Excerpt to read:
>> start
Jim--I'm not exactly sure what you mean. My vice has a swivel base with a degree scale on it, and the 3 large outer radii are directly in line with the 3/16" slots. Of course, nothing is simple, and the center of rotation of the vice was offset quite a bit from the center of the darn part, so every time I swivelled the vice I had to "Find center" again on the part. Perhaps If I did it again I would use my rotary table with the 3 jaw chuck mounted on it. That way the centers would stay constant and save me a lot of time finding center between machining operations. Is that what you meant?---Brian


----------



## bearcar1 (Aug 8, 2010)

Oh yes, now I understand it, Duh! It never occurred to me that you were using a swivel vise. Gees. I agree with you about using a RT for this piece, yours turned out rather well I might add. It is going to be exciting to see the finished product in use on your engine. Thanks,

BC1
Jim


----------



## zeeprogrammer (Aug 8, 2010)

Those are good looking parts. This is interesting.


----------



## Cedge (Aug 8, 2010)

Brian
Glad to see you working on this project. The governor on the Victorian Engine gave up the ghost by self destructing the "lower" pivot points. I always wondered if I'd made them a wee bit too thin....(grin). Something quite similar to your design is going to replace it, so it's nice to have you plowing the ground ahead of time.
>> end
Rows:
>> start
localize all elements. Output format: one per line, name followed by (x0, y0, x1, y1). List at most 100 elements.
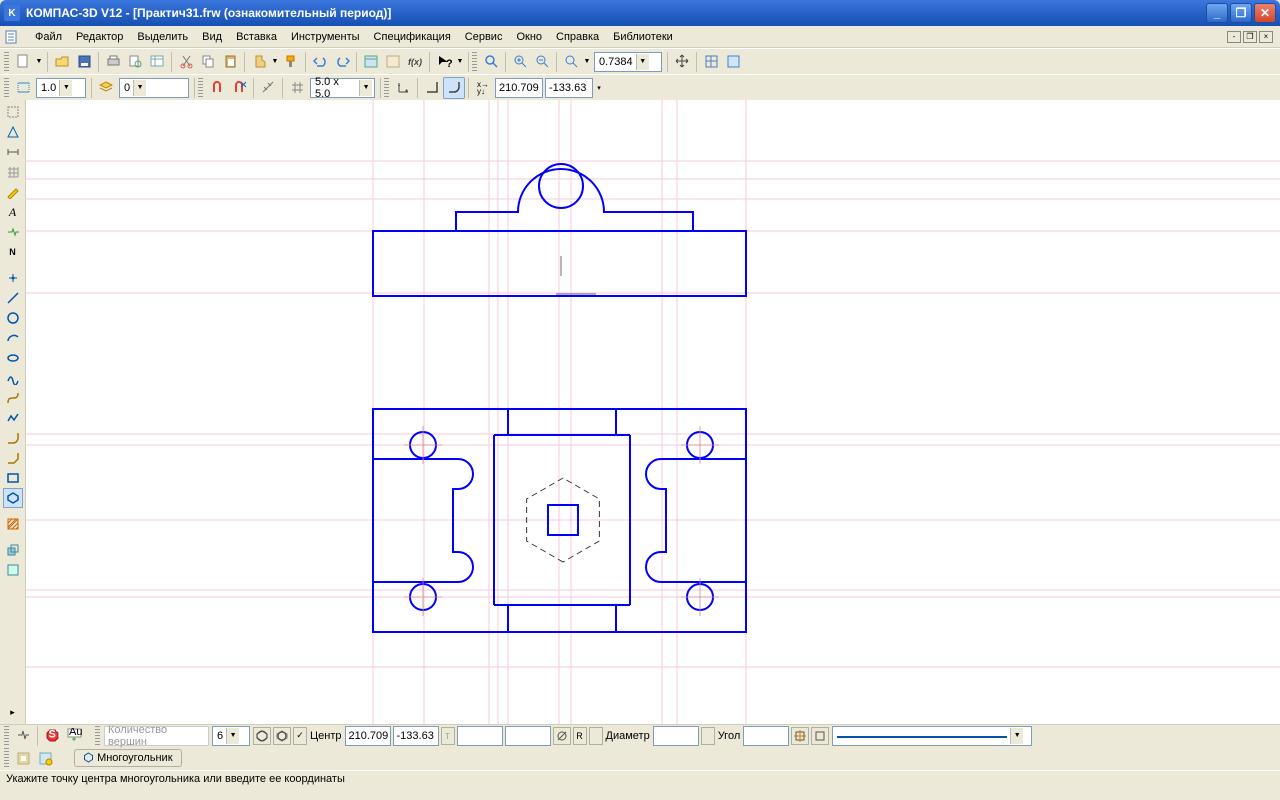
paste-button[interactable] (219, 51, 241, 73)
pan-button[interactable] (671, 51, 693, 73)
grid-combo[interactable]: 5.0 x 5.0▼ (310, 78, 375, 98)
mdi-close-button[interactable]: × (1259, 31, 1273, 43)
auto-button[interactable]: Auto (63, 725, 85, 747)
round-button[interactable] (443, 77, 465, 99)
vtool-ellipse[interactable] (3, 348, 23, 368)
properties-button[interactable] (146, 51, 168, 73)
vtool-params[interactable] (3, 222, 23, 242)
minimize-button[interactable]: _ (1206, 3, 1228, 23)
zoom-in-button[interactable] (509, 51, 531, 73)
center-x-field[interactable]: 210.709 (345, 726, 391, 746)
fx-button[interactable]: f(x) (404, 51, 426, 73)
menu-libraries[interactable]: Библиотеки (606, 29, 680, 45)
mdi-minimize-button[interactable]: - (1227, 31, 1241, 43)
format-paint-button[interactable] (280, 51, 302, 73)
menu-specification[interactable]: Спецификация (367, 29, 458, 45)
vtool-rectangle[interactable] (3, 468, 23, 488)
line-style-combo[interactable]: 1.0▼ (36, 78, 86, 98)
menu-insert[interactable]: Вставка (229, 29, 284, 45)
circumscribed-button[interactable] (273, 727, 291, 745)
grid-button[interactable] (286, 77, 308, 99)
snap-toggle-button[interactable] (206, 77, 228, 99)
vtool-bezier[interactable] (3, 388, 23, 408)
zoom-out-button[interactable] (531, 51, 553, 73)
menu-help[interactable]: Справка (549, 29, 606, 45)
polygon-tab[interactable]: Многоугольник (74, 749, 182, 767)
stop-button[interactable]: STOP (41, 725, 63, 747)
help-cursor-button[interactable]: ? (433, 51, 455, 73)
print-preview-button[interactable] (124, 51, 146, 73)
vtool-polygon[interactable] (3, 488, 23, 508)
radius-mode-button[interactable]: R (573, 727, 587, 745)
variables-button[interactable] (382, 51, 404, 73)
style-final-combo[interactable]: ▼ (832, 726, 1032, 746)
point-y-field[interactable] (505, 726, 551, 746)
coord-drop-button[interactable]: ▾ (594, 77, 604, 99)
line-style-icon[interactable] (12, 77, 34, 99)
save-button[interactable] (73, 51, 95, 73)
zoom-fit-button[interactable] (480, 51, 502, 73)
angle-lock-button[interactable] (701, 727, 715, 745)
new-button[interactable] (12, 51, 34, 73)
zoom-drop-button[interactable]: ▼ (582, 51, 592, 73)
ortho-button[interactable] (421, 77, 443, 99)
format-drop-button[interactable]: ▼ (270, 51, 280, 73)
coord-y-field[interactable]: -133.63 (545, 78, 593, 98)
vtool-chamfer[interactable] (3, 448, 23, 468)
print-button[interactable] (102, 51, 124, 73)
vtool-grid[interactable] (3, 162, 23, 182)
vtool-fillet[interactable] (3, 428, 23, 448)
point-x-field[interactable] (457, 726, 503, 746)
vtool-polyline[interactable] (3, 408, 23, 428)
vtool-select[interactable] (3, 102, 23, 122)
zoom-scale-combo[interactable]: 0.7384▼ (594, 52, 662, 72)
redraw-button[interactable] (700, 51, 722, 73)
open-button[interactable] (51, 51, 73, 73)
vtool-text[interactable]: A (3, 202, 23, 222)
layer-icon[interactable] (95, 77, 117, 99)
redo-button[interactable] (331, 51, 353, 73)
vtool-measure[interactable]: N (3, 242, 23, 262)
layer-combo[interactable]: 0▼ (119, 78, 189, 98)
help-drop-button[interactable]: ▼ (455, 51, 465, 73)
menu-file[interactable]: Файл (28, 29, 69, 45)
vtool-spline[interactable] (3, 368, 23, 388)
menu-tools[interactable]: Инструменты (284, 29, 367, 45)
center-checkbox[interactable]: ✓ (293, 727, 307, 745)
mdi-restore-button[interactable]: ❐ (1243, 31, 1257, 43)
angle-field[interactable] (743, 726, 789, 746)
format-copy-button[interactable] (248, 51, 270, 73)
vtool-edit[interactable] (3, 182, 23, 202)
coord-x-field[interactable]: 210.709 (495, 78, 543, 98)
vtool-geometry[interactable] (3, 122, 23, 142)
dimension-button[interactable] (257, 77, 279, 99)
axes-off-button[interactable] (811, 727, 829, 745)
drawing-canvas[interactable] (26, 100, 1280, 724)
refresh-button[interactable] (722, 51, 744, 73)
point-lock-button[interactable]: т (441, 727, 455, 745)
vtool-line[interactable] (3, 288, 23, 308)
center-y-field[interactable]: -133.63 (393, 726, 439, 746)
copy-button[interactable] (197, 51, 219, 73)
new-drop-button[interactable]: ▼ (34, 51, 44, 73)
zoom-window-button[interactable] (560, 51, 582, 73)
vtool-dimensions[interactable] (3, 142, 23, 162)
cut-button[interactable] (175, 51, 197, 73)
interrupt-button[interactable] (12, 725, 34, 747)
vtool-macro[interactable] (3, 560, 23, 580)
vtool-projection[interactable] (3, 540, 23, 560)
menu-view[interactable]: Вид (195, 29, 229, 45)
undo-button[interactable] (309, 51, 331, 73)
expand-arrow[interactable]: ▸ (3, 702, 23, 722)
panel-settings-button[interactable] (34, 747, 56, 769)
diameter-icon-button[interactable] (553, 727, 571, 745)
menu-select[interactable]: Выделить (130, 29, 195, 45)
diameter-field[interactable] (653, 726, 699, 746)
maximize-button[interactable]: ❐ (1230, 3, 1252, 23)
axes-on-button[interactable] (791, 727, 809, 745)
local-cs-button[interactable] (392, 77, 414, 99)
snap-delete-button[interactable] (228, 77, 250, 99)
vertices-combo[interactable]: 6▼ (212, 726, 250, 746)
vtool-arc[interactable] (3, 328, 23, 348)
manager-button[interactable] (360, 51, 382, 73)
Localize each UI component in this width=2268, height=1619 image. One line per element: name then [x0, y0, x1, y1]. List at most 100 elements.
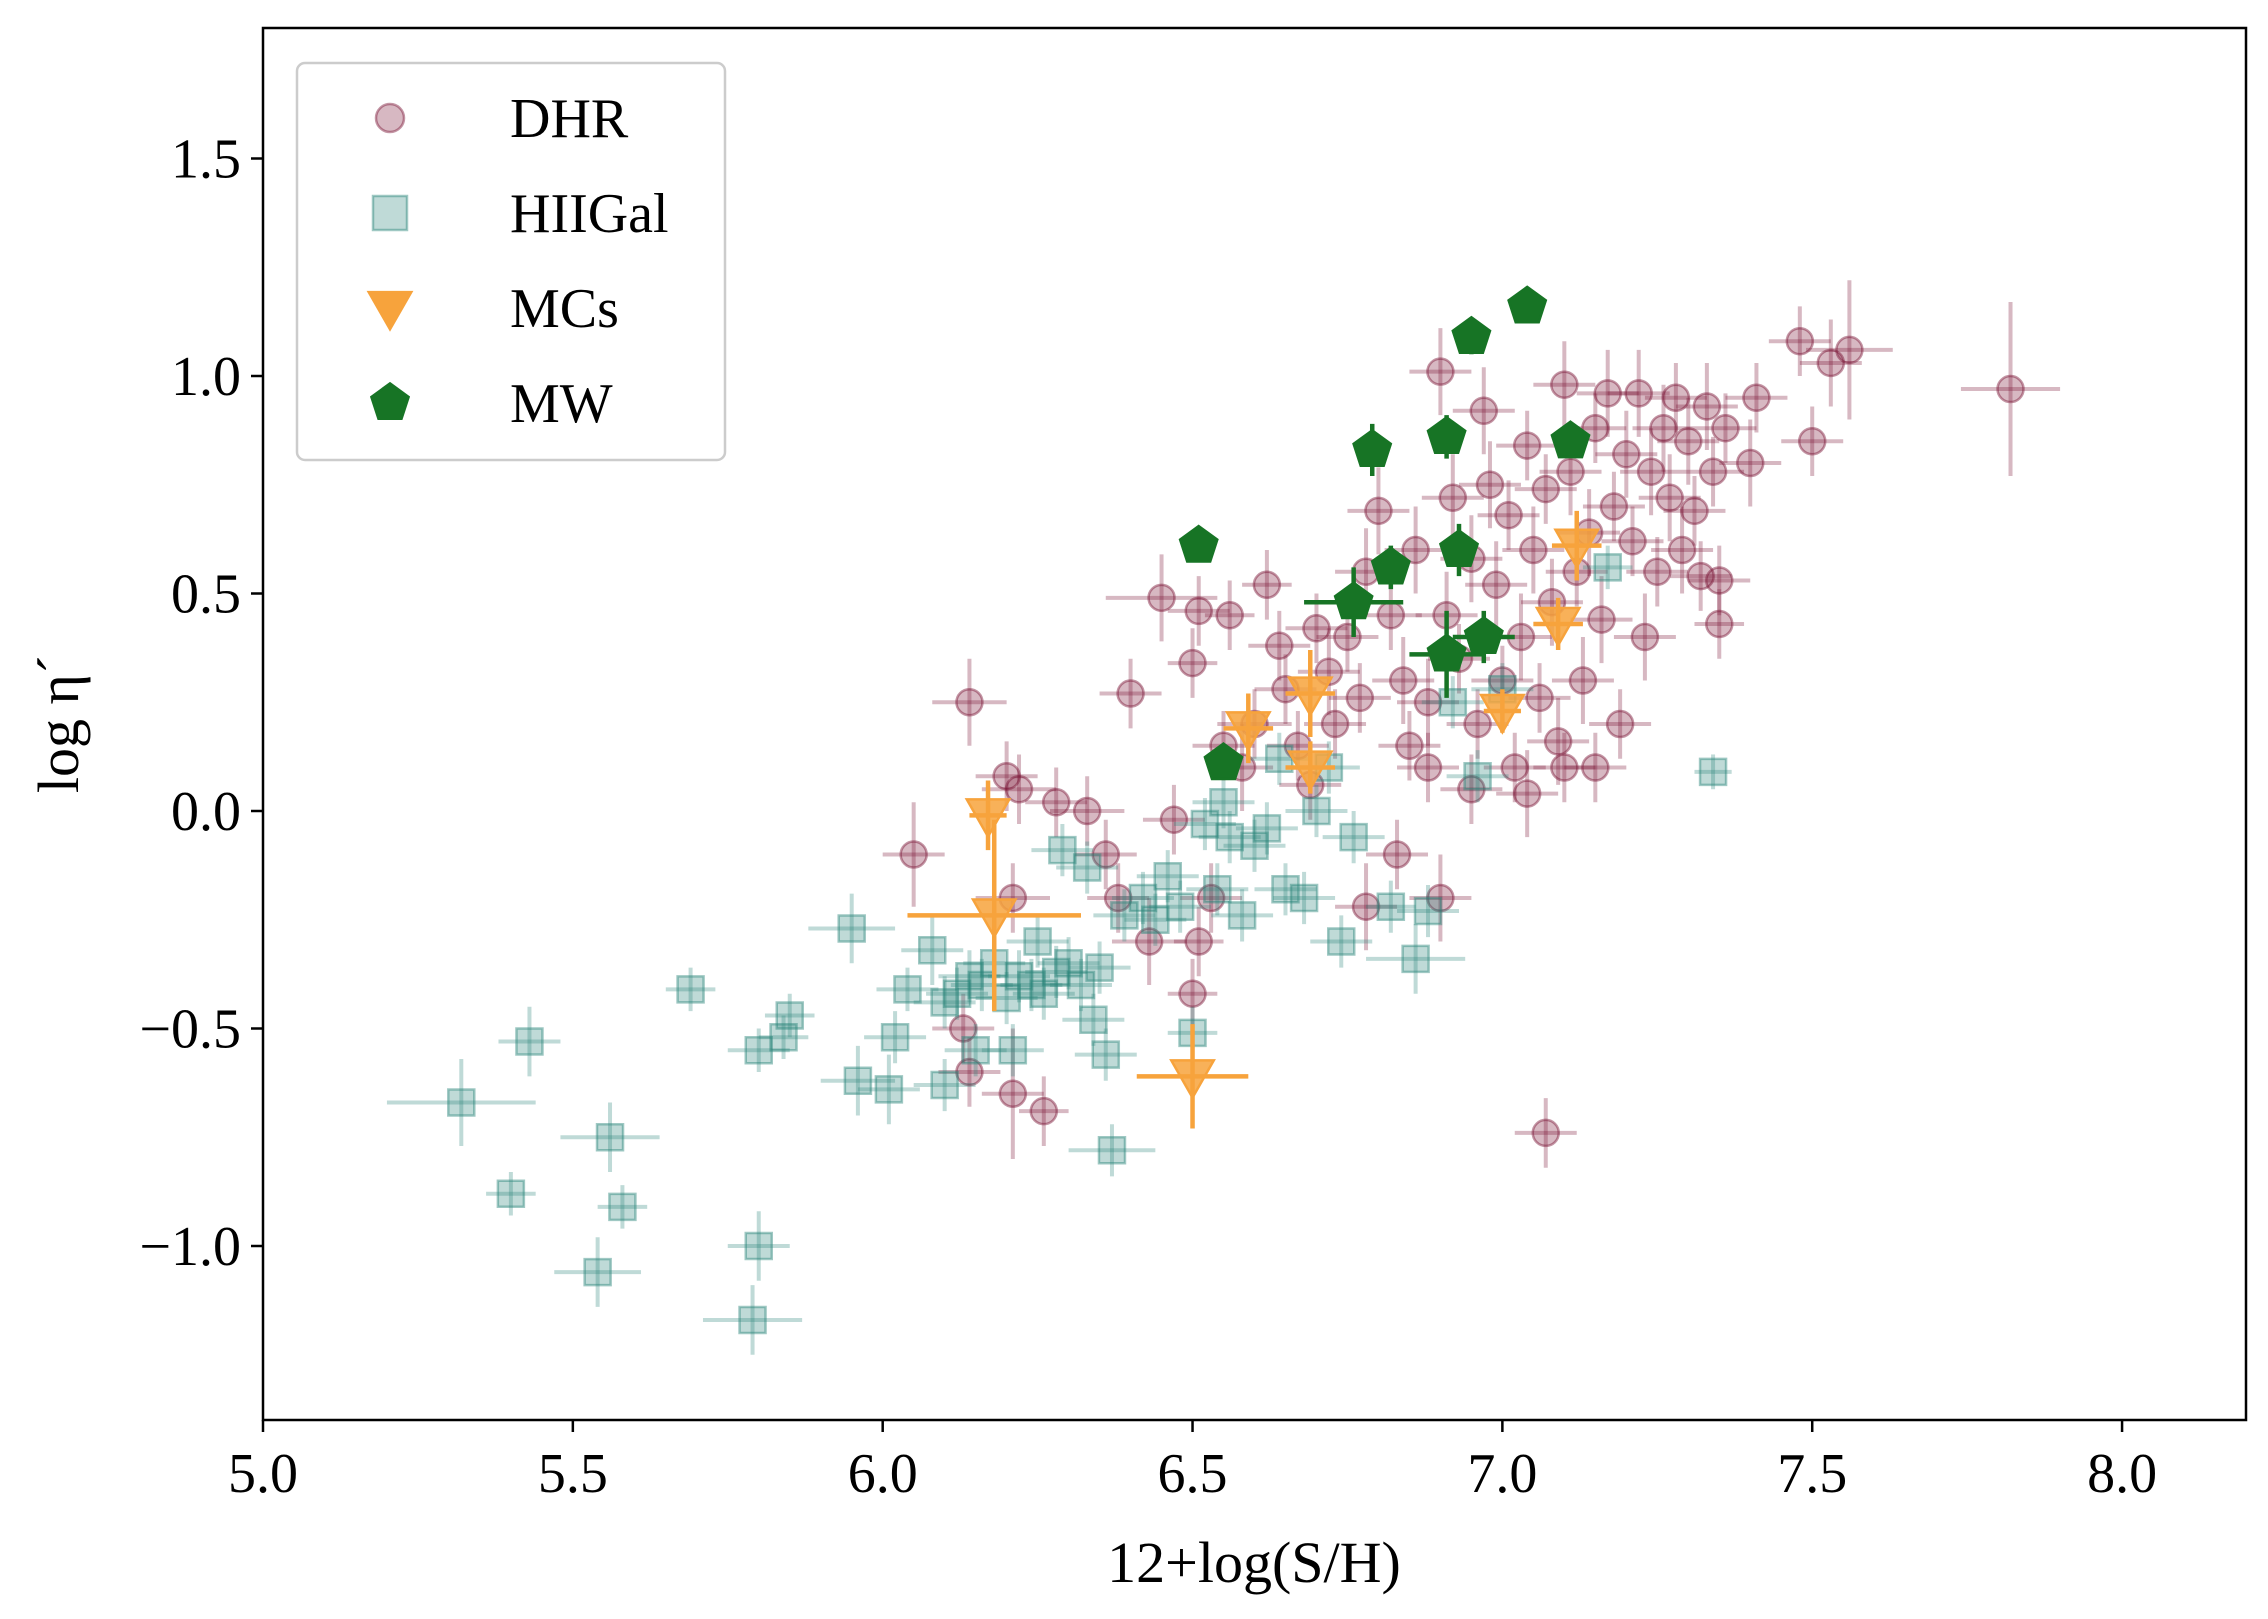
marker-triangle-down	[964, 798, 1012, 840]
x-tick-label: 5.5	[538, 1443, 608, 1505]
y-tick-label: 1.0	[171, 346, 241, 408]
data-point	[1397, 884, 1459, 938]
data-point	[1657, 397, 1720, 485]
data-point	[932, 993, 995, 1064]
data-point	[1050, 958, 1112, 1012]
x-tick-label: 8.0	[2087, 1443, 2157, 1505]
data-point	[1694, 589, 1745, 659]
data-point	[1644, 362, 1707, 433]
marker-circle	[1550, 370, 1579, 399]
marker-triangle-down	[1478, 693, 1526, 735]
marker-circle	[1351, 892, 1381, 921]
marker-square	[1215, 822, 1244, 852]
marker-square	[942, 979, 972, 1008]
data-point	[1514, 1098, 1577, 1168]
marker-circle	[1215, 601, 1244, 630]
marker-square	[1190, 809, 1220, 839]
marker-circle	[1196, 883, 1226, 913]
marker-circle	[1426, 357, 1455, 386]
marker-circle	[1556, 457, 1585, 486]
data-point	[665, 967, 716, 1012]
marker-circle	[1692, 392, 1722, 421]
data-point	[876, 967, 939, 1012]
data-point	[1451, 315, 1492, 355]
data-point	[857, 1054, 920, 1125]
marker-triangle-down	[970, 898, 1018, 940]
marker-circle	[1438, 483, 1468, 513]
marker-triangle-down	[1169, 1059, 1216, 1101]
legend-marker-triangle-down	[366, 290, 414, 332]
marker-pentagon	[1370, 546, 1411, 585]
data-point	[764, 993, 815, 1038]
data-point	[1173, 906, 1224, 977]
data-point	[1675, 362, 1738, 450]
data-point	[1178, 524, 1219, 563]
data-point	[1322, 811, 1385, 864]
y-tick-label: 0.0	[171, 781, 241, 843]
data-point	[882, 802, 945, 907]
marker-square	[744, 1036, 773, 1065]
marker-square	[955, 962, 984, 991]
marker-square	[1401, 944, 1430, 974]
data-point	[1304, 567, 1404, 637]
data-point	[1173, 797, 1236, 851]
data-point	[1694, 393, 1757, 463]
data-point	[1223, 819, 1286, 872]
marker-circle	[1630, 622, 1660, 652]
data-point	[1254, 863, 1317, 916]
data-point	[1576, 349, 1639, 437]
marker-square	[893, 975, 922, 1004]
data-point	[1768, 306, 1831, 376]
marker-circle	[1147, 583, 1176, 613]
marker-square	[1463, 761, 1492, 791]
data-point	[1514, 454, 1577, 524]
data-point	[727, 1028, 790, 1072]
data-point	[1626, 536, 1689, 607]
marker-circle	[1661, 383, 1691, 412]
data-point	[1111, 871, 1174, 925]
data-point	[808, 893, 896, 964]
data-point	[1446, 689, 1509, 759]
data-point	[1589, 689, 1652, 759]
data-point	[975, 741, 1038, 811]
data-point	[1056, 841, 1119, 894]
marker-circle	[1816, 348, 1846, 378]
data-point	[1781, 406, 1844, 477]
data-point	[1062, 993, 1125, 1046]
marker-circle	[1605, 709, 1635, 739]
data-point	[1111, 898, 1187, 985]
legend-marker-square	[371, 194, 409, 232]
data-point	[1458, 441, 1521, 529]
data-point	[1607, 349, 1670, 437]
data-point	[1025, 945, 1088, 999]
marker-square	[1128, 883, 1158, 913]
data-point	[1426, 415, 1467, 459]
marker-square	[595, 1123, 625, 1152]
x-tick-label: 5.0	[228, 1443, 298, 1505]
marker-circle	[1785, 326, 1815, 356]
marker-circle	[1705, 609, 1734, 639]
data-point	[1378, 710, 1441, 781]
legend: DHR HIIGal MCs MW	[295, 61, 727, 462]
data-point	[1285, 593, 1348, 664]
data-point	[1613, 593, 1676, 681]
series-hiigal	[386, 545, 1732, 1355]
marker-square	[1029, 979, 1059, 1008]
marker-circle	[1680, 496, 1709, 526]
data-point	[1397, 732, 1459, 803]
x-tick-label: 6.0	[848, 1443, 918, 1505]
data-point	[1527, 697, 1590, 785]
marker-circle	[1636, 457, 1666, 486]
marker-square	[1091, 1040, 1121, 1069]
x-tick-label: 6.5	[1158, 1443, 1228, 1505]
data-point	[1446, 750, 1509, 803]
marker-circle	[1333, 622, 1362, 652]
data-point	[1180, 863, 1243, 933]
data-point	[1242, 550, 1292, 620]
marker-circle	[899, 840, 928, 869]
data-point	[1384, 506, 1447, 594]
data-point	[820, 1045, 896, 1116]
data-point	[727, 1211, 790, 1281]
marker-square	[1271, 875, 1300, 904]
>> end
Exercise task 1: In the forum thread, what failed on the governor of the Victorian Engine?
Exercise task 2: List every username that appears in a post header in the forum thread.
The records were taken from a different source than the forum thread.

Full answer 1: The "lower" pivot points self-destructed.

Full answer 2: bearcar1, zeeprogrammer, Cedge